Data entries:
/---

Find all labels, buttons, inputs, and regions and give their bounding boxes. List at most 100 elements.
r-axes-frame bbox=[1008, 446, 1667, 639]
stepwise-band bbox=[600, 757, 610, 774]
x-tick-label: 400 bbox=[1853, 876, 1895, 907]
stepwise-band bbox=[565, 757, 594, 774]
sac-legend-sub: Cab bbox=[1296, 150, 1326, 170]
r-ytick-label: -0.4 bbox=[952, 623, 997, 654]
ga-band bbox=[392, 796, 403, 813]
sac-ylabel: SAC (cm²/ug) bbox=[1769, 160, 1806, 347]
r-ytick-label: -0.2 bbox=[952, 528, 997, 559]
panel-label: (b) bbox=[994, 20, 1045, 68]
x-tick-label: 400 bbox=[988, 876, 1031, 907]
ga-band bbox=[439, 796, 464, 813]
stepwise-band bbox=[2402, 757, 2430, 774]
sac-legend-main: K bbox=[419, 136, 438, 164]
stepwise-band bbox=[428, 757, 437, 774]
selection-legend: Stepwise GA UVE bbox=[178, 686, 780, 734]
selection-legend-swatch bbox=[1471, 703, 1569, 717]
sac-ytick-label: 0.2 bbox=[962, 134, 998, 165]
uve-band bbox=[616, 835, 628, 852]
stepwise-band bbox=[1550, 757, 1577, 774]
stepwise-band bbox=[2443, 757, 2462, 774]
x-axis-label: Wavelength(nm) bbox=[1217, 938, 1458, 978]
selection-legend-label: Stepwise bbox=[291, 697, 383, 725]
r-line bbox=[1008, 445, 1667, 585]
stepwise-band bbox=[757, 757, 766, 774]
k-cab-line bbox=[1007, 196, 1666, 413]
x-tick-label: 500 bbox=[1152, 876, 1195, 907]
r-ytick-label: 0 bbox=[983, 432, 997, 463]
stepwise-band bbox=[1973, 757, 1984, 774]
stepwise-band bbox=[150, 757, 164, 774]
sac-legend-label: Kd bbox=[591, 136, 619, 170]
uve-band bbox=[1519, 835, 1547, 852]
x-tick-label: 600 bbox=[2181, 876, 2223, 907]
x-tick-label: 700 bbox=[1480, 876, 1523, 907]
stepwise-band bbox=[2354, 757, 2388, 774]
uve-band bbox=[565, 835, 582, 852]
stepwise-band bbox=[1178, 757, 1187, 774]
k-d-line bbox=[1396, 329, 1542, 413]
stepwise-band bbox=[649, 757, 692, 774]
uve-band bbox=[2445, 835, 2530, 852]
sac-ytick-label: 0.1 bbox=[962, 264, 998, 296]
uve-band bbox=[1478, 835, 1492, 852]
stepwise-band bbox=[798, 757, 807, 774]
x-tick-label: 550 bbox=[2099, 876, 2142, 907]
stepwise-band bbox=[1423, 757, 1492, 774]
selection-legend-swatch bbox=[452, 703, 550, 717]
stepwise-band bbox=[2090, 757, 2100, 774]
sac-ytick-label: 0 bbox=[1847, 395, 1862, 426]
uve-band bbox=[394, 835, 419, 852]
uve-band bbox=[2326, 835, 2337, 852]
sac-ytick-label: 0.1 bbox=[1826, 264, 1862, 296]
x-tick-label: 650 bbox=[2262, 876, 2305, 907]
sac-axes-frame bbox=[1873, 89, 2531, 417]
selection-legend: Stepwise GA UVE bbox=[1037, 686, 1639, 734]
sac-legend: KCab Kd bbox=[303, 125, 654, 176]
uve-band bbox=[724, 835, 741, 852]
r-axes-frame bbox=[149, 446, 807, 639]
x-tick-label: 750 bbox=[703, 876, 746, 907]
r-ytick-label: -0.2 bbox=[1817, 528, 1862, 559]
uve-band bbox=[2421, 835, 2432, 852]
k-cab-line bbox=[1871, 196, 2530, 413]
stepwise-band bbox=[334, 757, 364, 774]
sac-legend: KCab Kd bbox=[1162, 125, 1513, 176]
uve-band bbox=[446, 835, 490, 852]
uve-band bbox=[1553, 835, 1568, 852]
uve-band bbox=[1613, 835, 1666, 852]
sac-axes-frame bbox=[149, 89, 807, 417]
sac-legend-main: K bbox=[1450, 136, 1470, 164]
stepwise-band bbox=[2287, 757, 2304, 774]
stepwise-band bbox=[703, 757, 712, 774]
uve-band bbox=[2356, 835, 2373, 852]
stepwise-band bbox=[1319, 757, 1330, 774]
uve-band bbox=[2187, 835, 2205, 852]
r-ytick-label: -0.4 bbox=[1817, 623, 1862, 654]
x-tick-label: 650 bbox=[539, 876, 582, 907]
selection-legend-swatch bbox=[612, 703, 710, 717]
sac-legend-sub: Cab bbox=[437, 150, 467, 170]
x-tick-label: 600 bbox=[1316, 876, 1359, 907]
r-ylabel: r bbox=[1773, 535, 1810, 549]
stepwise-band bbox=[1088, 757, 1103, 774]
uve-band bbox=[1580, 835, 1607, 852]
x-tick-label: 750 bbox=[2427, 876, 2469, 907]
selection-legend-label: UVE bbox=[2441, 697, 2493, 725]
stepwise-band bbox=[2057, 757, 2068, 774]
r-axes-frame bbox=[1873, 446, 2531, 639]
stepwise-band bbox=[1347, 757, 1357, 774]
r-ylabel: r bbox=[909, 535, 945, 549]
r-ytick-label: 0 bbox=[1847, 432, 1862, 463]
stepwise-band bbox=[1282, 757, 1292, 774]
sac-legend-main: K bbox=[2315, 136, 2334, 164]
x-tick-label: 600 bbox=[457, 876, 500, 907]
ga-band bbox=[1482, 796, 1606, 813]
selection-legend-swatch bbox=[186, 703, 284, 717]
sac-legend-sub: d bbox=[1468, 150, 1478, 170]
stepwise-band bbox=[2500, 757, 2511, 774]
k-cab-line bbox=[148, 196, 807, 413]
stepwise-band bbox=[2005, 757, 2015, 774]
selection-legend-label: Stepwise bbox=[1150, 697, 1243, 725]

\---
/---

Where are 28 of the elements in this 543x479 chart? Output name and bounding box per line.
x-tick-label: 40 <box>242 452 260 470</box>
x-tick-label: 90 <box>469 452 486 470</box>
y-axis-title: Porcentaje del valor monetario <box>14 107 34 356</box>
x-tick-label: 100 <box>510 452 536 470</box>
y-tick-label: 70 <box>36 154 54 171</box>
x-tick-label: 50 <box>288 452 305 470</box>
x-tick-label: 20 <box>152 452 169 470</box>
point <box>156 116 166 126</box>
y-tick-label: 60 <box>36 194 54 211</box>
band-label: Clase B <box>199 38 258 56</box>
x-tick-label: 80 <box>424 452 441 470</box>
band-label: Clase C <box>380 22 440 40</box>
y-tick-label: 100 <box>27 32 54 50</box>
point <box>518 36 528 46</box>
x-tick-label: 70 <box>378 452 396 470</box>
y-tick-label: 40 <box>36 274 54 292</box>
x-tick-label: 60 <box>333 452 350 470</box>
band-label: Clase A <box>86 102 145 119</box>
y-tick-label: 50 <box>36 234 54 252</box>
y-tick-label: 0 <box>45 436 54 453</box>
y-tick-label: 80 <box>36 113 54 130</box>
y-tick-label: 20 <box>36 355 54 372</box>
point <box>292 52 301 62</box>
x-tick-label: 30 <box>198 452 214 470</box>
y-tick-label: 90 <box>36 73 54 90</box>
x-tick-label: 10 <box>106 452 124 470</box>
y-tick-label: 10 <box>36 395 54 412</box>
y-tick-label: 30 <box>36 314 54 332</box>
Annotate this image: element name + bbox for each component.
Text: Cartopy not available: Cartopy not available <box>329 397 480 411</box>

\---

• SHORT TASK
Rewrite the rows from the line containing "Where are 28" through the line containing "point <box>518 36 528 46</box>", switching each "band-label" to "region-label" and leaving everything else the same.

• IN RESPONSE
Where are 28 of the elements in this 543x479 chart? Output name and bounding box per line.
x-tick-label: 40 <box>242 452 260 470</box>
x-tick-label: 90 <box>469 452 486 470</box>
y-axis-title: Porcentaje del valor monetario <box>14 107 34 356</box>
x-tick-label: 100 <box>510 452 536 470</box>
y-tick-label: 70 <box>36 154 54 171</box>
x-tick-label: 50 <box>288 452 305 470</box>
x-tick-label: 20 <box>152 452 169 470</box>
point <box>156 116 166 126</box>
y-tick-label: 60 <box>36 194 54 211</box>
region-label: Clase B <box>199 38 258 56</box>
x-tick-label: 80 <box>424 452 441 470</box>
region-label: Clase C <box>380 22 440 40</box>
y-tick-label: 100 <box>27 32 54 50</box>
point <box>518 36 528 46</box>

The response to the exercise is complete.